##### LISTED RECORDS #####
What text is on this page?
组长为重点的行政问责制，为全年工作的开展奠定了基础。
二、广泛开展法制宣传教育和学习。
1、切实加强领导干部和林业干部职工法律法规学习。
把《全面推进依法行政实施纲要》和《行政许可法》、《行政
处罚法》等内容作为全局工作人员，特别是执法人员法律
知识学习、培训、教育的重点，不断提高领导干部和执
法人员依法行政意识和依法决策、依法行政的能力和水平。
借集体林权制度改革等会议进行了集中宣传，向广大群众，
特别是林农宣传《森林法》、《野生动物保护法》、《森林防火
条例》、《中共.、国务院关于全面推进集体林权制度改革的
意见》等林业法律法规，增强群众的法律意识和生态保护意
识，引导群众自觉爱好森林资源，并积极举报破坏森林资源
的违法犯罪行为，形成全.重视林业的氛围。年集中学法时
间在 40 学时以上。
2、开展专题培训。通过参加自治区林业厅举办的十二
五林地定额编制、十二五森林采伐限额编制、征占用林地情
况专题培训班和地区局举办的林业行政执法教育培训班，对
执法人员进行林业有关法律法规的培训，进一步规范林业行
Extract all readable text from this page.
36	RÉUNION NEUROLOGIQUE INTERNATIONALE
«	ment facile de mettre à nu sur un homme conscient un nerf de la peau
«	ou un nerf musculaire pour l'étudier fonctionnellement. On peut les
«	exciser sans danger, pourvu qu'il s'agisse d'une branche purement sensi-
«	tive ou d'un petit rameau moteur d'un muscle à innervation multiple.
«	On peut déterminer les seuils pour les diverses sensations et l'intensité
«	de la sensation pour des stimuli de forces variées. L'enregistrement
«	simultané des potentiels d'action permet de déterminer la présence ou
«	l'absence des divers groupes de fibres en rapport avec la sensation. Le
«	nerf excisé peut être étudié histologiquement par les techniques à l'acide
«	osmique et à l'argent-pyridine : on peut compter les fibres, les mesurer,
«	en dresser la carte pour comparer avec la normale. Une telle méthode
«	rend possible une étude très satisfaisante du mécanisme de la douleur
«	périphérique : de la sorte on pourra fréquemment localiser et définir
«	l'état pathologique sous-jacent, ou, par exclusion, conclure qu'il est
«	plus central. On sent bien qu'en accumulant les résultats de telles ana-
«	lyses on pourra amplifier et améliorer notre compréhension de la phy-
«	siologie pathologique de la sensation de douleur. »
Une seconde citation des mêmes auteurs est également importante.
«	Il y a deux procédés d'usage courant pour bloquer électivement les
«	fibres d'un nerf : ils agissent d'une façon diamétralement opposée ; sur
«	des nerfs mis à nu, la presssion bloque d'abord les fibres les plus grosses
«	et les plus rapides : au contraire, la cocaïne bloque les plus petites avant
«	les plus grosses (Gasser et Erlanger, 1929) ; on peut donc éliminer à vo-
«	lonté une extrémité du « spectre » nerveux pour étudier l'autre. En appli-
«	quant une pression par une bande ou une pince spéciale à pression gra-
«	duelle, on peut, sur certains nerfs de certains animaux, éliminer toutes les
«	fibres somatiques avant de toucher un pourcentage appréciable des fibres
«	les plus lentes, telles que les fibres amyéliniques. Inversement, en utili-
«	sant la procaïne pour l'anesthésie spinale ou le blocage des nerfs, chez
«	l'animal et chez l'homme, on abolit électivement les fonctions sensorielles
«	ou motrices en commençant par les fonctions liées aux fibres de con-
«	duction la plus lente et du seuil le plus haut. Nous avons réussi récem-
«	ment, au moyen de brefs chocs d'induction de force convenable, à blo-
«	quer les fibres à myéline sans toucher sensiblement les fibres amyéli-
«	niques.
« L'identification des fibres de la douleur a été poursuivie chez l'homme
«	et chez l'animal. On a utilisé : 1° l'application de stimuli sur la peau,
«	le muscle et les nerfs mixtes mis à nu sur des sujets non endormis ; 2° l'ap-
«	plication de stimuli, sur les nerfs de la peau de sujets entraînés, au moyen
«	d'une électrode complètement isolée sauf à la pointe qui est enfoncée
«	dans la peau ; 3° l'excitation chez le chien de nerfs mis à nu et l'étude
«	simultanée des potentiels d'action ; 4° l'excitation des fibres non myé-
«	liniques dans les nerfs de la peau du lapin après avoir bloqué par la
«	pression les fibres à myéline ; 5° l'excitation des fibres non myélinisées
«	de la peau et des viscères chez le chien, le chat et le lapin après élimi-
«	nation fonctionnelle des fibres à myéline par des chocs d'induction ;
#####
EXERCISE DETAILS: Set down each entry again, unchanged.

SOLUTION TO THIS PROBLEM:
What text is on this page?
组长为重点的行政问责制，为全年工作的开展奠定了基础。
二、广泛开展法制宣传教育和学习。
1、切实加强领导干部和林业干部职工法律法规学习。
把《全面推进依法行政实施纲要》和《行政许可法》、《行政
处罚法》等内容作为全局工作人员，特别是执法人员法律
知识学习、培训、教育的重点，不断提高领导干部和执
法人员依法行政意识和依法决策、依法行政的能力和水平。
借集体林权制度改革等会议进行了集中宣传，向广大群众，
特别是林农宣传《森林法》、《野生动物保护法》、《森林防火
条例》、《中共.、国务院关于全面推进集体林权制度改革的
意见》等林业法律法规，增强群众的法律意识和生态保护意
识，引导群众自觉爱好森林资源，并积极举报破坏森林资源
的违法犯罪行为，形成全.重视林业的氛围。年集中学法时
间在 40 学时以上。
2、开展专题培训。通过参加自治区林业厅举办的十二
五林地定额编制、十二五森林采伐限额编制、征占用林地情
况专题培训班和地区局举办的林业行政执法教育培训班，对
执法人员进行林业有关法律法规的培训，进一步规范林业行
Extract all readable text from this page.
36	RÉUNION NEUROLOGIQUE INTERNATIONALE
«	ment facile de mettre à nu sur un homme conscient un nerf de la peau
«	ou un nerf musculaire pour l'étudier fonctionnellement. On peut les
«	exciser sans danger, pourvu qu'il s'agisse d'une branche purement sensi-
«	tive ou d'un petit rameau moteur d'un muscle à innervation multiple.
«	On peut déterminer les seuils pour les diverses sensations et l'intensité
«	de la sensation pour des stimuli de forces variées. L'enregistrement
«	simultané des potentiels d'action permet de déterminer la présence ou
«	l'absence des divers groupes de fibres en rapport avec la sensation. Le
«	nerf excisé peut être étudié histologiquement par les techniques à l'acide
«	osmique et à l'argent-pyridine : on peut compter les fibres, les mesurer,
«	en dresser la carte pour comparer avec la normale. Une telle méthode
«	rend possible une étude très satisfaisante du mécanisme de la douleur
«	périphérique : de la sorte on pourra fréquemment localiser et définir
«	l'état pathologique sous-jacent, ou, par exclusion, conclure qu'il est
«	plus central. On sent bien qu'en accumulant les résultats de telles ana-
«	lyses on pourra amplifier et améliorer notre compréhension de la phy-
«	siologie pathologique de la sensation de douleur. »
Une seconde citation des mêmes auteurs est également importante.
«	Il y a deux procédés d'usage courant pour bloquer électivement les
«	fibres d'un nerf : ils agissent d'une façon diamétralement opposée ; sur
«	des nerfs mis à nu, la presssion bloque d'abord les fibres les plus grosses
«	et les plus rapides : au contraire, la cocaïne bloque les plus petites avant
«	les plus grosses (Gasser et Erlanger, 1929) ; on peut donc éliminer à vo-
«	lonté une extrémité du « spectre » nerveux pour étudier l'autre. En appli-
«	quant une pression par une bande ou une pince spéciale à pression gra-
«	duelle, on peut, sur certains nerfs de certains animaux, éliminer toutes les
«	fibres somatiques avant de toucher un pourcentage appréciable des fibres
«	les plus lentes, telles que les fibres amyéliniques. Inversement, en utili-
«	sant la procaïne pour l'anesthésie spinale ou le blocage des nerfs, chez
«	l'animal et chez l'homme, on abolit électivement les fonctions sensorielles
«	ou motrices en commençant par les fonctions liées aux fibres de con-
«	duction la plus lente et du seuil le plus haut. Nous avons réussi récem-
«	ment, au moyen de brefs chocs d'induction de force convenable, à blo-
«	quer les fibres à myéline sans toucher sensiblement les fibres amyéli-
«	niques.
« L'identification des fibres de la douleur a été poursuivie chez l'homme
«	et chez l'animal. On a utilisé : 1° l'application de stimuli sur la peau,
«	le muscle et les nerfs mixtes mis à nu sur des sujets non endormis ; 2° l'ap-
«	plication de stimuli, sur les nerfs de la peau de sujets entraînés, au moyen
«	d'une électrode complètement isolée sauf à la pointe qui est enfoncée
«	dans la peau ; 3° l'excitation chez le chien de nerfs mis à nu et l'étude
«	simultanée des potentiels d'action ; 4° l'excitation des fibres non myé-
«	liniques dans les nerfs de la peau du lapin après avoir bloqué par la
«	pression les fibres à myéline ; 5° l'excitation des fibres non myélinisées
«	de la peau et des viscères chez le chien, le chat et le lapin après élimi-
«	nation fonctionnelle des fibres à myéline par des chocs d'induction ;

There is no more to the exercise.